** Given request **
Below is some material; set it all down exactly, apart from the pictures.

[Data items]
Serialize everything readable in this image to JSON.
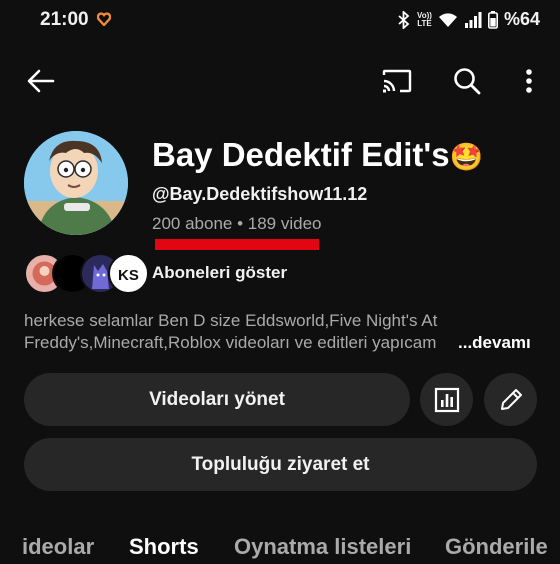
{
  "status_bar": {
    "time": "21:00",
    "volte_top": "Vo))",
    "volte_bottom": "LTE",
    "battery": "%64"
  },
  "app_bar": {
    "back_icon": "arrow-left-icon",
    "cast_icon": "cast-icon",
    "search_icon": "search-icon",
    "more_icon": "more-vert-icon"
  },
  "channel": {
    "name": "Bay Dedektif Edit's",
    "name_emoji": "🤩",
    "handle": "@Bay.Dedektifshow11.12",
    "stats": "200 abone • 189 video",
    "show_subscribers": "Aboneleri göster",
    "description": "herkese selamlar Ben D size Eddsworld,Five Night's At Freddy's,Minecraft,Roblox videoları ve editleri yapıcam",
    "more": "...devamı"
  },
  "actions": {
    "manage_videos": "Videoları yönet",
    "visit_community": "Topluluğu ziyaret et",
    "analytics_icon": "analytics-icon",
    "edit_icon": "pencil-icon"
  },
  "tabs": [
    "ideolar",
    "Shorts",
    "Oynatma listeleri",
    "Gönderile"
  ],
  "colors": {
    "background": "#0f0f0f",
    "button": "#272727",
    "secondary_text": "#aaaaaa",
    "annotation_red": "#e10612"
  }
}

** Output of the exercise **
Serialize everything readable in this image to JSON.
{
  "status_bar": {
    "time": "21:00",
    "volte_top": "Vo))",
    "volte_bottom": "LTE",
    "battery": "%64"
  },
  "app_bar": {
    "back_icon": "arrow-left-icon",
    "cast_icon": "cast-icon",
    "search_icon": "search-icon",
    "more_icon": "more-vert-icon"
  },
  "channel": {
    "name": "Bay Dedektif Edit's",
    "name_emoji": "🤩",
    "handle": "@Bay.Dedektifshow11.12",
    "stats": "200 abone • 189 video",
    "show_subscribers": "Aboneleri göster",
    "description": "herkese selamlar Ben D size Eddsworld,Five Night's At Freddy's,Minecraft,Roblox videoları ve editleri yapıcam",
    "more": "...devamı"
  },
  "actions": {
    "manage_videos": "Videoları yönet",
    "visit_community": "Topluluğu ziyaret et",
    "analytics_icon": "analytics-icon",
    "edit_icon": "pencil-icon"
  },
  "tabs": [
    "ideolar",
    "Shorts",
    "Oynatma listeleri",
    "Gönderile"
  ],
  "colors": {
    "background": "#0f0f0f",
    "button": "#272727",
    "secondary_text": "#aaaaaa",
    "annotation_red": "#e10612"
  }
}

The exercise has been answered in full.